> [STORED RECORDS]
----

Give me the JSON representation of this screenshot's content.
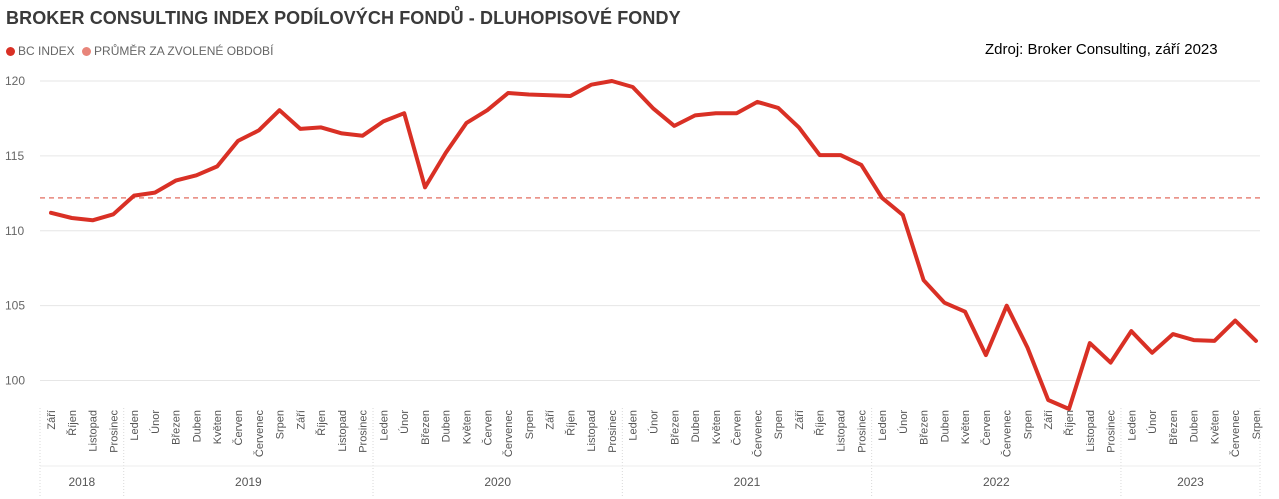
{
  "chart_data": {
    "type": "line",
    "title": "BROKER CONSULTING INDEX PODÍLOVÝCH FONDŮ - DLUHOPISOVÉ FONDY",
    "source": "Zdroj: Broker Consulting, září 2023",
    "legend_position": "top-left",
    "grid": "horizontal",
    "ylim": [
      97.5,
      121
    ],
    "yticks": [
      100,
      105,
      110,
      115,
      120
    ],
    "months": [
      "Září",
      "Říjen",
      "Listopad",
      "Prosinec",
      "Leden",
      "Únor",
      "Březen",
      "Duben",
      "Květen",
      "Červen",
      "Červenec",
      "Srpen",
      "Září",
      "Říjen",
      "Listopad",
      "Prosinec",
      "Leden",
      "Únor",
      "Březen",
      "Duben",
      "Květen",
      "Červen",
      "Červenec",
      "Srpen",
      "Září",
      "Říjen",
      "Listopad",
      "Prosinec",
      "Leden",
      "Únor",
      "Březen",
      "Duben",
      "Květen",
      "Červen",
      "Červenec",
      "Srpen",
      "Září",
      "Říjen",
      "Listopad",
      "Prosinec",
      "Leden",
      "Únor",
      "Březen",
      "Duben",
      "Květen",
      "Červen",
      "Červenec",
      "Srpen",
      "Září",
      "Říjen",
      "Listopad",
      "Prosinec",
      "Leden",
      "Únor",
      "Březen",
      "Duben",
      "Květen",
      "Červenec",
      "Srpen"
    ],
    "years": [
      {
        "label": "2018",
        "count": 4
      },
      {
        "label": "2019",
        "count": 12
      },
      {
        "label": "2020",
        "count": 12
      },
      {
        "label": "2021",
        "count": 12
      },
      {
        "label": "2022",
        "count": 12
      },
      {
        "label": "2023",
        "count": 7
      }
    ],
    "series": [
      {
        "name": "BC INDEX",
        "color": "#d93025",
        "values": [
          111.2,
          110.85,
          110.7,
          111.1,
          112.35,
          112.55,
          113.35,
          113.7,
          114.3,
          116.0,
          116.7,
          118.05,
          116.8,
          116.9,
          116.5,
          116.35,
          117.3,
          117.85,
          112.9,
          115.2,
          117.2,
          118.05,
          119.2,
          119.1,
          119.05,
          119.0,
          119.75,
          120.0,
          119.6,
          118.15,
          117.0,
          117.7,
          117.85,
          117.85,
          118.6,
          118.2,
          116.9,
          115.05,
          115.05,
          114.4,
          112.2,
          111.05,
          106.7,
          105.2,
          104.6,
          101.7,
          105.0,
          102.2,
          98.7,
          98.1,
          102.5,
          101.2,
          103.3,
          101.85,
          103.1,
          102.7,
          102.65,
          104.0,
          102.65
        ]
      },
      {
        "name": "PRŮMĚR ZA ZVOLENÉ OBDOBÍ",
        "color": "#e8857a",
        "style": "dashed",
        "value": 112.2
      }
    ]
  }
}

----

> [DIRECTIONS FOR THIS TASK] Reproduce the full material exactly, excluding the pictures.

> [COMPLETE ANSWER]
Give me the JSON representation of this screenshot's content.
{
  "chart_data": {
    "type": "line",
    "title": "BROKER CONSULTING INDEX PODÍLOVÝCH FONDŮ - DLUHOPISOVÉ FONDY",
    "source": "Zdroj: Broker Consulting, září 2023",
    "legend_position": "top-left",
    "grid": "horizontal",
    "ylim": [
      97.5,
      121
    ],
    "yticks": [
      100,
      105,
      110,
      115,
      120
    ],
    "months": [
      "Září",
      "Říjen",
      "Listopad",
      "Prosinec",
      "Leden",
      "Únor",
      "Březen",
      "Duben",
      "Květen",
      "Červen",
      "Červenec",
      "Srpen",
      "Září",
      "Říjen",
      "Listopad",
      "Prosinec",
      "Leden",
      "Únor",
      "Březen",
      "Duben",
      "Květen",
      "Červen",
      "Červenec",
      "Srpen",
      "Září",
      "Říjen",
      "Listopad",
      "Prosinec",
      "Leden",
      "Únor",
      "Březen",
      "Duben",
      "Květen",
      "Červen",
      "Červenec",
      "Srpen",
      "Září",
      "Říjen",
      "Listopad",
      "Prosinec",
      "Leden",
      "Únor",
      "Březen",
      "Duben",
      "Květen",
      "Červen",
      "Červenec",
      "Srpen",
      "Září",
      "Říjen",
      "Listopad",
      "Prosinec",
      "Leden",
      "Únor",
      "Březen",
      "Duben",
      "Květen",
      "Červenec",
      "Srpen"
    ],
    "years": [
      {
        "label": "2018",
        "count": 4
      },
      {
        "label": "2019",
        "count": 12
      },
      {
        "label": "2020",
        "count": 12
      },
      {
        "label": "2021",
        "count": 12
      },
      {
        "label": "2022",
        "count": 12
      },
      {
        "label": "2023",
        "count": 7
      }
    ],
    "series": [
      {
        "name": "BC INDEX",
        "color": "#d93025",
        "values": [
          111.2,
          110.85,
          110.7,
          111.1,
          112.35,
          112.55,
          113.35,
          113.7,
          114.3,
          116.0,
          116.7,
          118.05,
          116.8,
          116.9,
          116.5,
          116.35,
          117.3,
          117.85,
          112.9,
          115.2,
          117.2,
          118.05,
          119.2,
          119.1,
          119.05,
          119.0,
          119.75,
          120.0,
          119.6,
          118.15,
          117.0,
          117.7,
          117.85,
          117.85,
          118.6,
          118.2,
          116.9,
          115.05,
          115.05,
          114.4,
          112.2,
          111.05,
          106.7,
          105.2,
          104.6,
          101.7,
          105.0,
          102.2,
          98.7,
          98.1,
          102.5,
          101.2,
          103.3,
          101.85,
          103.1,
          102.7,
          102.65,
          104.0,
          102.65
        ]
      },
      {
        "name": "PRŮMĚR ZA ZVOLENÉ OBDOBÍ",
        "color": "#e8857a",
        "style": "dashed",
        "value": 112.2
      }
    ]
  }
}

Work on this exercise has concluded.